__Text block__.
Hubert von Goisern


GRENZENLOS >> Concert Reviews: 1 2 3 4

Swinging Styria

Nürnberger Nachrichten 24th June 2002 | Text & Photo: Hans von Draminski

Musical rollercoaster ride: Hubert von Goisern's exciting open air concert in Bamberg

Hubert von Goisern and Marlene SchuenYou can yodel in African. Or swing in Styrian. Or both: Hubert von Goisern demonstrates it on his Grenzenlos tour. The open air appearance from the head-on musician at the Bamberg Heumarkt was musical proof.

Goisern is more or less the founder of a crossover style called Schräg Dahoam which once gave birth to a festival of the same name. Mind you, the Goiserer, as his fans call him, is long past the simple pattern of rocky folk music. In recent years he has above all distinguished himself as a producer of world music projects. Hubert von Goisern has even intensively had a look at Tibetan sounds. The new Goisern album should be out in the autumn by the way.

The return to the stage some time ago stands logically against a background of diverse internationality. Which is probably why the Styrian multi-instrumentalist has gathered a new band around him, the Alpinkatzen perhaps finally belong to the past.

With the violinist Marlene Schuen, the guitarist Gerhard Überbacher, keyboarder Burkhard Frauenlob, bass player Antonio Porto, Bernd Bechtloff on the percussion and Bernhard Wimmer behind the drums, von Goisern has a flexible, tremendously smooth and lucidly playing combo at his disposal, who fill his transcontinental kaleidoscope with colour, coolly going along with his wild rollercoaster ride through style and sensitivities. This group make it terrific audible fun to let contrasts collide. It starts with black African township pop à la Paul Simon - but over it social critical lyrics in Styrian dialect are more rapped than sung. A clap-along "double", for which von Goisern exchanges the guitar for the accordion, unexpectedly mutates into a really wild rock 'n' roll number. Power yodels from several voices are treated ironically by psychedelic synthesizer sounds and bulldozer-bass.

__Given request A__. Present the entries as a numbered list, leaving out any blank lines, starting at the first line of the entries and ending at the line that contains "recording-badge — [706, 538, 734, 566]", with both of those lines included.

Layout region entries
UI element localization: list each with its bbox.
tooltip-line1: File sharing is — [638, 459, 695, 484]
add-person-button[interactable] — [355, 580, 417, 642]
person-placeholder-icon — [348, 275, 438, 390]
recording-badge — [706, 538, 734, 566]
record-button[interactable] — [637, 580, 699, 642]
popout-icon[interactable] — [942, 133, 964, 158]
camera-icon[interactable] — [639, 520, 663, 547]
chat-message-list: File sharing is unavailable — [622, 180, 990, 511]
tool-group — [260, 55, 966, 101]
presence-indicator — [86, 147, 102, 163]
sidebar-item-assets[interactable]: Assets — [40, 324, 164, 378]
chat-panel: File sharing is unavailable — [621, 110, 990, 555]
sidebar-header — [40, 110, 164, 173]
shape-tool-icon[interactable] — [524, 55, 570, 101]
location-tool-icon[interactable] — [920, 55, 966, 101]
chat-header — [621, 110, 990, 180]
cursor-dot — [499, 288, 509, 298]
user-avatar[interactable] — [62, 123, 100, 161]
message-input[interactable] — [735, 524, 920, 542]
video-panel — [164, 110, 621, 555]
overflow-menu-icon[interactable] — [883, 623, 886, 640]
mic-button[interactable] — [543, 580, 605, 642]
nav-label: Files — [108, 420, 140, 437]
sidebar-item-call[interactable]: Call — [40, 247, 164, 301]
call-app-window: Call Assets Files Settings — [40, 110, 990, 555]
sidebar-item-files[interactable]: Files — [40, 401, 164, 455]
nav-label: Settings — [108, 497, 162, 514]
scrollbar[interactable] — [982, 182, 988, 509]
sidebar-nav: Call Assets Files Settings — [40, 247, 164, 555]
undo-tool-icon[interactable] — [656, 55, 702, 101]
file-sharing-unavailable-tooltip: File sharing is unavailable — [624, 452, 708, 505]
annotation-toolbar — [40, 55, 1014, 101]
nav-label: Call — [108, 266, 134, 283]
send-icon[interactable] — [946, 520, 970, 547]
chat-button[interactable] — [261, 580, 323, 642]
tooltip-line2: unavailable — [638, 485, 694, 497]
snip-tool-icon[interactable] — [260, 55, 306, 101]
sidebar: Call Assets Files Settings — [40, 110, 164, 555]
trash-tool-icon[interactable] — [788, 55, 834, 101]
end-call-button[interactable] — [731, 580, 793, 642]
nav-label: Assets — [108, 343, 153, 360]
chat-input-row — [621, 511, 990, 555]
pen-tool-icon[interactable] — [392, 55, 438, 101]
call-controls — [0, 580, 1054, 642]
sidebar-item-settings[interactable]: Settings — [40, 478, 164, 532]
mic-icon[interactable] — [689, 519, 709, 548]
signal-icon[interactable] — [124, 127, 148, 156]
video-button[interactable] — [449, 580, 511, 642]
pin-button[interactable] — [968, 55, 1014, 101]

__Given request B__. Write the next part of the concert review of Hubert von Goisern's open-air show in Bamberg, picking up after its last sentence.

__Answer A__.
1. UI element localization: list each with its bbox.
2. tooltip-line1: File sharing is — [638, 459, 695, 484]
3. add-person-button[interactable] — [355, 580, 417, 642]
4. person-placeholder-icon — [348, 275, 438, 390]
5. recording-badge — [706, 538, 734, 566]

__Answer B__.
And when you think that Hubert von Goisern has completely exhausted his musical gunpowder, he serves a sharp salsa sauce, plays a beautifully strange, quite virtuoso swing trumpet or scans a hymn of the longing sort on the trail of Bob Dylan. He only left his Hiatamadl at home. Because he's flirting with quite different beauties now.

Hubert von Goisern

Süddeutsche Zeitung 25th June 2002 | Text: Bernhard Blöchl

From the foot of the Dachstein to Upper Egyptian Assiut is no (alpine) cat leap. Nevertheless, Hubert von Goisern left the European continent again this spring in order to give a multicultural concert with Mohamed Mounir at the wish of the Goethe Institute.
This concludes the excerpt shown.